_GIVEN REQUEST_
Pick out every line that holds the string "topics" and copy it.

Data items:
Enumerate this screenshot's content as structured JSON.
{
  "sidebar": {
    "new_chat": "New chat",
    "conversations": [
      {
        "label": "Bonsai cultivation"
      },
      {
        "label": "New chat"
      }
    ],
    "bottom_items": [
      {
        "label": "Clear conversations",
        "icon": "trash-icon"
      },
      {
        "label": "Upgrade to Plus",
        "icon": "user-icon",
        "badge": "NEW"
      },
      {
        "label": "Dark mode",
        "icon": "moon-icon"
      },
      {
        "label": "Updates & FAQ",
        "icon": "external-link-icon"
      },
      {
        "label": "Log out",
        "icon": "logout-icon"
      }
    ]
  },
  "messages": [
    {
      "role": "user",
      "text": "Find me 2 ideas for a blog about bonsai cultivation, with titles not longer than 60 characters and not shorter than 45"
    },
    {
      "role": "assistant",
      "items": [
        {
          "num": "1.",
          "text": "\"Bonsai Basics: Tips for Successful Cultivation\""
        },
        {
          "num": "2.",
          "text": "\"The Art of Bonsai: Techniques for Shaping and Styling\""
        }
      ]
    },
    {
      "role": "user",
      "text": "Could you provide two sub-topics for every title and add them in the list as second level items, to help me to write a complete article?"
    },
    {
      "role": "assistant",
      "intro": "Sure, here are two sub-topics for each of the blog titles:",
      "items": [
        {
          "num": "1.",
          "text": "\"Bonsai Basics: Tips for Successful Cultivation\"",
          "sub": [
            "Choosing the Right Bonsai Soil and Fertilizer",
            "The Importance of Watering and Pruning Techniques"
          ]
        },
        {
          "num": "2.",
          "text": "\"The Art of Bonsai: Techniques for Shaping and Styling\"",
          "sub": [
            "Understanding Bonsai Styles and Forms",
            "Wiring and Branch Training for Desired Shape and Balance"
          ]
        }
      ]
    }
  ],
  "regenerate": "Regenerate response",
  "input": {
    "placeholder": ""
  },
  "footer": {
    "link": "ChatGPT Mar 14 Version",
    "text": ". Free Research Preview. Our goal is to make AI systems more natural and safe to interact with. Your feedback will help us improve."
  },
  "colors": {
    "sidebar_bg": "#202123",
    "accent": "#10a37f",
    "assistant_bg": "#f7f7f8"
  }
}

_OUTPUT OF THE TASK_
      "text": "Could you provide two sub-topics for every title and add them in the list as second level items, to help me to write a complete article?"
      "intro": "Sure, here are two sub-topics for each of the blog titles:",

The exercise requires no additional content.